Extrait de page:
—————

De là le fait de dire que radiOthello navigue dans les eaux de la re-création. Car les divers aspects qui composaient l’œuvre que je commençais à élaborer touchaient à une certaine idée du théâtre et de la littérature, au transfert du théâtre – scénique et écrit – sur d’autres média tout en passant par des aspects proches de la mise en scène, mais aussi par une vision critique particulière de la pièce shakespearienne, ainsi que certaines lectures d’aspects sociaux et techniques du temps que nous vivons.
  
Othello est un maure à Venise. C’est à dire un uruguayen à Paris, un parisien à Lisbonne, un lisboète à Berlin. L’étranger que je suis.
 
Le thème de l’étranger est central dans la tragédie de sir William : Othello est à la fois un général reconnu et admiré par Venise et un étranger barbare qui ne connaît pas à fond les codes ni les subtilités des mœurs de ses habitants. Qui sait, peut être il ne les comprend tout simplement pas.

—————

Consignes:
1. Les affirmations suivantes concordent-elles avec l'extrait sur radiOthello ? Répondez par oui ou par non pour chacune, en citant à l'identique les mots de l'extrait qui tranchent.
(a) Othello est un général reconnu et admiré par Venise.
(b) L'auteur se décrit comme un lisboète à Paris.
(c) Le thème de l'étranger est secondaire dans la tragédie.
2. Réécrivez l'extrait sur radiOthello depuis « Othello est un » jusqu'à « tout simplement pas. » inclus, en mettant « Gênes » à la place de « Venise ».
3. Prolongez le texte sur radiOthello et la figure de l'étranger à la suite de sa dernière phrase.
Le listing n'a aucun rôle dans ce travail.

—————

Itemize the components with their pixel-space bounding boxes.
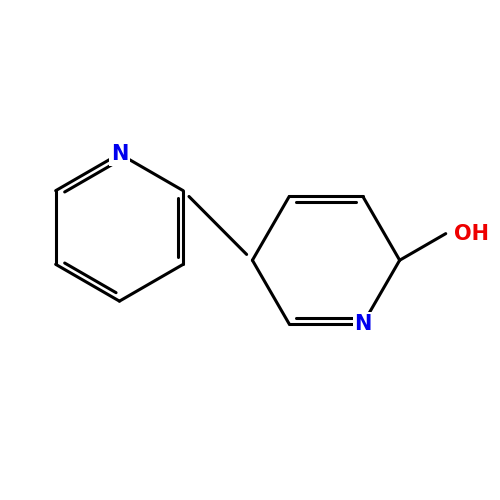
Text: N: N	[111, 144, 128, 164]
Text: OH: OH	[454, 224, 489, 244]
Text: N: N	[354, 314, 372, 334]
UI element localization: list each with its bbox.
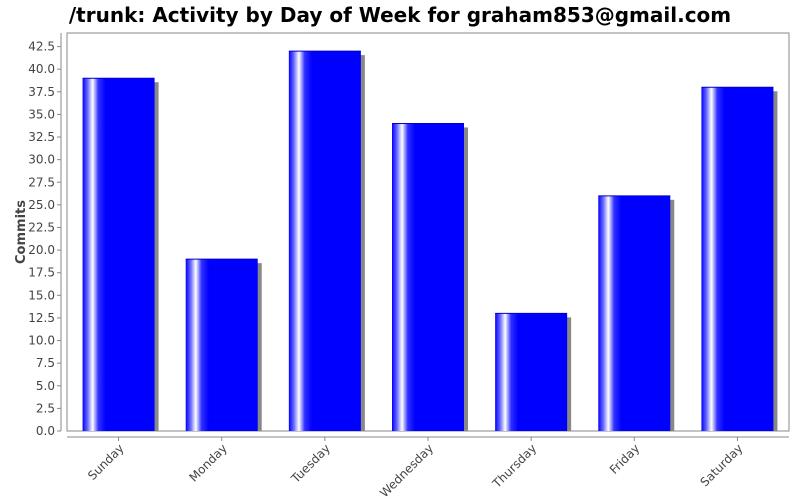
chart-title: /trunk: Activity by Day of Week for grah… — [69, 3, 731, 27]
y-tick-label: 15.0 — [28, 288, 55, 302]
y-tick-label: 10.0 — [28, 334, 55, 348]
y-tick-label: 40.0 — [28, 62, 55, 76]
bar-monday — [185, 259, 258, 431]
y-tick-label: 17.5 — [28, 266, 55, 280]
bar-wednesday — [392, 123, 464, 432]
x-tick-label: Sunday — [85, 441, 127, 483]
y-tick-label: 12.5 — [28, 311, 55, 325]
y-tick-label: 37.5 — [28, 85, 55, 99]
x-tick-label: Saturday — [697, 441, 745, 489]
y-tick-label: 5.0 — [36, 379, 55, 393]
y-tick-label: 7.5 — [36, 356, 55, 370]
bar-tuesday — [288, 51, 361, 431]
y-tick-label: 32.5 — [28, 130, 55, 144]
y-tick-label: 35.0 — [28, 107, 55, 121]
bar-friday — [598, 195, 671, 431]
y-tick-label: 20.0 — [28, 243, 55, 257]
x-tick-label: Wednesday — [377, 441, 436, 500]
bar-thursday — [495, 313, 568, 431]
y-tick-label: 27.5 — [28, 175, 55, 189]
y-tick-label: 30.0 — [28, 153, 55, 167]
x-tick-label: Monday — [186, 441, 229, 484]
y-tick-label: 25.0 — [28, 198, 55, 212]
bar-saturday — [701, 87, 774, 431]
y-axis-label: Commits — [14, 200, 29, 264]
x-axis: Sunday Monday Tuesday Wednesday Thursday Frid… — [67, 436, 789, 500]
y-axis: 0.0 2.5 5.0 7.5 10.0 12.5 15.0 17.5 20.0 22.5 25.0… — [28, 33, 62, 438]
bars — [82, 50, 778, 432]
x-tick-label: Thursday — [489, 441, 539, 491]
bar-sunday — [82, 78, 155, 432]
y-tick-label: 42.5 — [28, 40, 55, 54]
y-tick-label: 0.0 — [36, 424, 55, 438]
x-tick-label: Friday — [607, 441, 643, 477]
x-tick-label: Tuesday — [288, 441, 333, 486]
y-tick-label: 22.5 — [28, 220, 55, 234]
y-tick-label: 2.5 — [36, 401, 55, 415]
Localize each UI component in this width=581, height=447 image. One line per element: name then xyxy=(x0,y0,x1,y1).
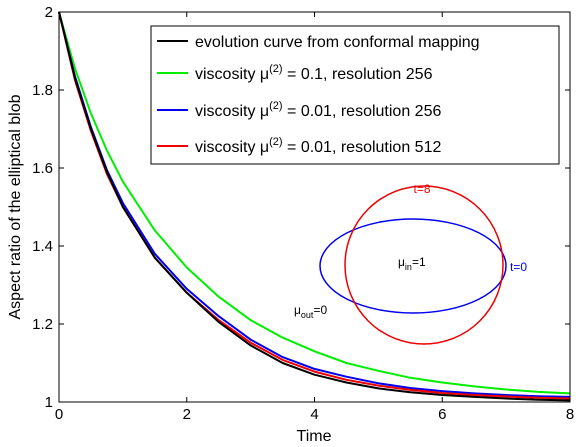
x-tick-label: 0 xyxy=(55,406,63,423)
legend-label-visc001-512: viscosity μ(2) = 0.01, resolution 512 xyxy=(195,136,441,156)
legend-label-visc01-256: viscosity μ(2) = 0.1, resolution 256 xyxy=(195,63,433,83)
y-tick-label: 1.2 xyxy=(32,316,53,333)
label-t0: t=0 xyxy=(510,260,527,274)
y-tick-label: 1.8 xyxy=(32,82,53,99)
mu-in-label: μin=1 xyxy=(398,255,426,272)
y-axis-label: Aspect ratio of the elliptical blob xyxy=(7,94,24,319)
y-tick-label: 1.6 xyxy=(32,160,53,177)
legend-label-conformal: evolution curve from conformal mapping xyxy=(195,34,480,51)
x-tick-label: 8 xyxy=(566,406,574,423)
y-tick-label: 2 xyxy=(45,4,53,21)
series-lines xyxy=(58,11,571,402)
series-line-conformal xyxy=(58,11,571,402)
x-tick-label: 6 xyxy=(438,406,446,423)
x-axis-label: Time xyxy=(297,428,332,445)
inset-diagram: t=8 t=0 μin=1 μout=0 xyxy=(294,182,527,345)
series-line-visc01_256 xyxy=(58,11,571,395)
axis-ticks: 0 2 4 6 8 1 1.2 1.4 1.6 1.8 2 xyxy=(32,4,574,423)
x-tick-label: 4 xyxy=(310,406,318,423)
legend-box xyxy=(150,25,560,165)
label-t8: t=8 xyxy=(413,182,430,196)
y-tick-label: 1.4 xyxy=(32,238,53,255)
y-tick-label: 1 xyxy=(45,394,53,411)
mu-out-label: μout=0 xyxy=(294,303,327,320)
legend: evolution curve from conformal mapping v… xyxy=(150,25,560,165)
legend-label-visc001-256: viscosity μ(2) = 0.01, resolution 256 xyxy=(195,100,441,120)
ellipse-t0 xyxy=(319,218,507,314)
x-tick-label: 2 xyxy=(183,406,191,423)
circle-t8 xyxy=(344,185,504,345)
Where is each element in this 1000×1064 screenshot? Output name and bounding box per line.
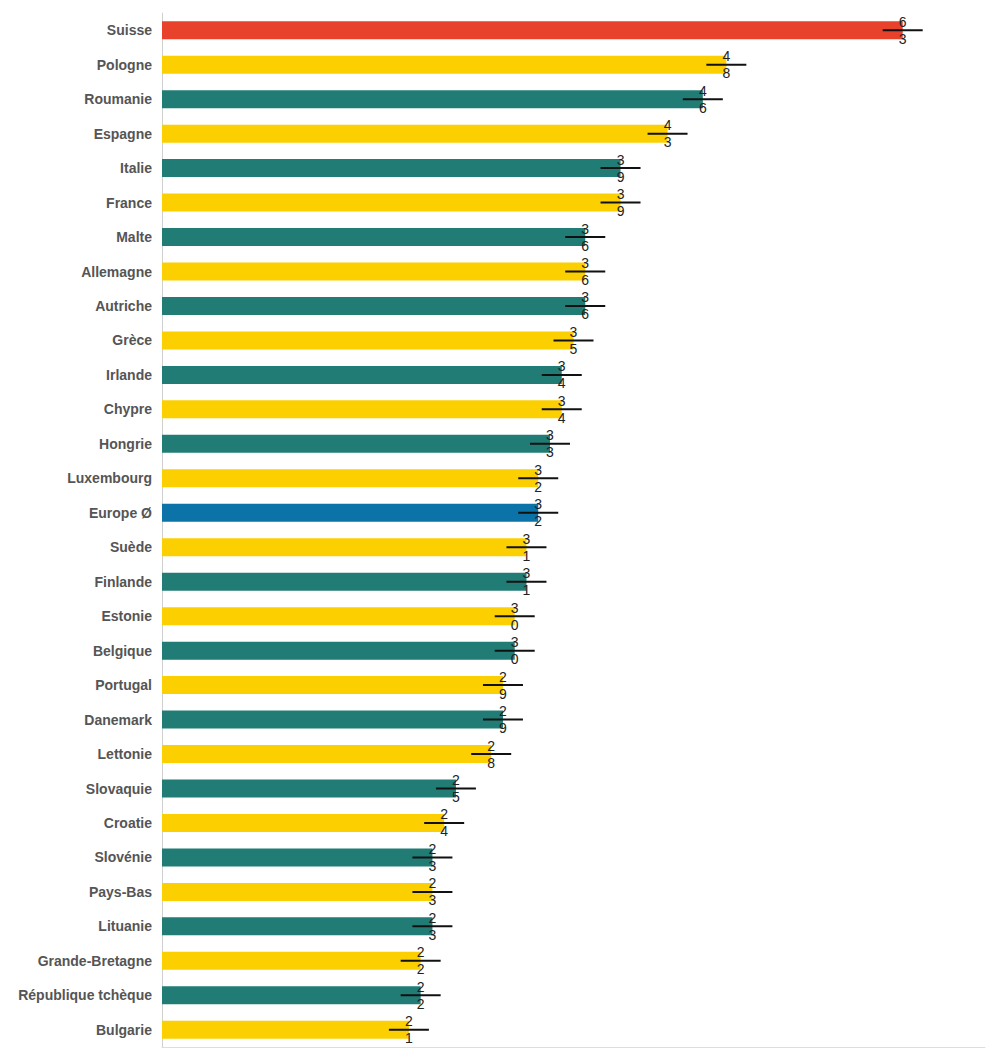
svg-text:2: 2 [417,996,425,1012]
svg-text:9: 9 [617,169,625,185]
svg-text:Estonie: Estonie [101,608,152,624]
svg-text:Slovénie: Slovénie [94,849,152,865]
svg-text:Allemagne: Allemagne [81,264,152,280]
svg-text:Suède: Suède [110,539,152,555]
svg-text:0: 0 [511,651,519,667]
svg-text:Pays-Bas: Pays-Bas [89,884,152,900]
svg-text:3: 3 [581,289,589,305]
svg-text:Chypre: Chypre [104,401,152,417]
svg-text:Portugal: Portugal [95,677,152,693]
svg-text:Irlande: Irlande [106,367,152,383]
svg-text:Autriche: Autriche [95,298,152,314]
svg-text:3: 3 [558,393,566,409]
svg-text:6: 6 [899,14,907,30]
svg-text:2: 2 [452,772,460,788]
svg-text:4: 4 [699,83,707,99]
svg-text:Pologne: Pologne [97,57,152,73]
svg-text:2: 2 [429,910,437,926]
svg-text:3: 3 [523,565,531,581]
svg-text:3: 3 [581,255,589,271]
svg-text:Grèce: Grèce [112,332,152,348]
svg-text:6: 6 [581,306,589,322]
svg-text:Lituanie: Lituanie [98,918,152,934]
svg-text:1: 1 [523,548,531,564]
svg-text:2: 2 [429,875,437,891]
svg-text:3: 3 [581,221,589,237]
svg-text:3: 3 [664,134,672,150]
svg-text:3: 3 [617,186,625,202]
svg-text:3: 3 [511,634,519,650]
svg-text:Espagne: Espagne [94,126,153,142]
svg-text:5: 5 [452,789,460,805]
svg-text:2: 2 [417,961,425,977]
svg-text:France: France [106,195,152,211]
svg-text:Grande-Bretagne: Grande-Bretagne [38,953,153,969]
svg-text:3: 3 [558,358,566,374]
svg-text:3: 3 [511,600,519,616]
svg-text:9: 9 [499,720,507,736]
svg-text:3: 3 [429,892,437,908]
svg-text:4: 4 [558,375,566,391]
svg-text:8: 8 [722,65,730,81]
svg-text:6: 6 [581,272,589,288]
svg-text:3: 3 [534,462,542,478]
svg-text:Finlande: Finlande [94,574,152,590]
svg-text:3: 3 [429,927,437,943]
svg-text:3: 3 [534,496,542,512]
svg-text:2: 2 [440,806,448,822]
svg-text:2: 2 [417,979,425,995]
svg-text:1: 1 [523,582,531,598]
svg-text:1: 1 [405,1030,413,1046]
svg-text:9: 9 [499,686,507,702]
svg-text:2: 2 [499,669,507,685]
svg-text:2: 2 [499,703,507,719]
svg-text:Hongrie: Hongrie [99,436,152,452]
svg-text:2: 2 [534,479,542,495]
svg-text:5: 5 [570,341,578,357]
svg-text:Malte: Malte [116,229,152,245]
svg-text:Slovaquie: Slovaquie [86,781,152,797]
svg-text:Lettonie: Lettonie [98,746,153,762]
svg-text:3: 3 [899,31,907,47]
svg-text:4: 4 [664,117,672,133]
svg-text:3: 3 [617,152,625,168]
svg-text:2: 2 [429,841,437,857]
svg-text:3: 3 [546,444,554,460]
svg-text:6: 6 [581,238,589,254]
svg-text:0: 0 [511,617,519,633]
svg-text:3: 3 [429,858,437,874]
svg-text:2: 2 [417,944,425,960]
svg-text:4: 4 [440,823,448,839]
svg-text:Roumanie: Roumanie [84,91,152,107]
svg-text:Europe Ø: Europe Ø [89,505,152,521]
svg-text:Italie: Italie [120,160,152,176]
svg-text:Danemark: Danemark [84,712,152,728]
svg-text:3: 3 [570,324,578,340]
svg-text:9: 9 [617,203,625,219]
svg-text:Croatie: Croatie [104,815,152,831]
svg-text:2: 2 [405,1013,413,1029]
svg-text:4: 4 [722,48,730,64]
svg-text:Belgique: Belgique [93,643,152,659]
svg-text:6: 6 [699,100,707,116]
svg-text:Bulgarie: Bulgarie [96,1022,152,1038]
svg-text:3: 3 [523,531,531,547]
svg-text:République tchèque: République tchèque [18,987,152,1003]
svg-text:2: 2 [534,513,542,529]
svg-text:2: 2 [487,738,495,754]
svg-text:Luxembourg: Luxembourg [67,470,152,486]
svg-text:3: 3 [546,427,554,443]
svg-text:4: 4 [558,410,566,426]
svg-text:Suisse: Suisse [107,22,152,38]
svg-text:8: 8 [487,755,495,771]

—————

Réponses rédigées:
1.
(a) Oui : « un général reconnu et admiré par Venise ».
(b) Non : « un lisboète à Berlin ».
(c) Non : « Le thème de l’étranger est central dans la tragédie de sir William ».

2.
Othello est un maure à Gênes. C’est à dire un uruguayen à Paris, un parisien à Lisbonne, un lisboète à Berlin. L’étranger que je suis.
 
Le thème de l’étranger est central dans la tragédie de sir William : Othello est à la fois un général reconnu et admiré par Gênes et un étranger barbare qui ne connaît pas à fond les codes ni les subtilités des mœurs de ses habitants. Qui sait, peut être il ne les comprend tout simplement pas.

3.
 
Il s’agit là d’un sujet infini et qui touche de plus en plus de monde : De nos jours, le flux migratoire est massif et croît de façon exponentielle. Ce sont des millions et millions les personnes qui s’établissent loin du lieu de leur naissance, parfois vivant en plusieurs endroits en même temps, ayant des origines de plus en plus diverses, et mélangées. On est arrivé à un point tel, que le mot « déraciné » ne fait pas beaucoup de sens dans un nombre de plus en plus croissant de cas. Dans notre petite planète, des notions comme « nationalité » et « appartenance » se diluent de jour en jour.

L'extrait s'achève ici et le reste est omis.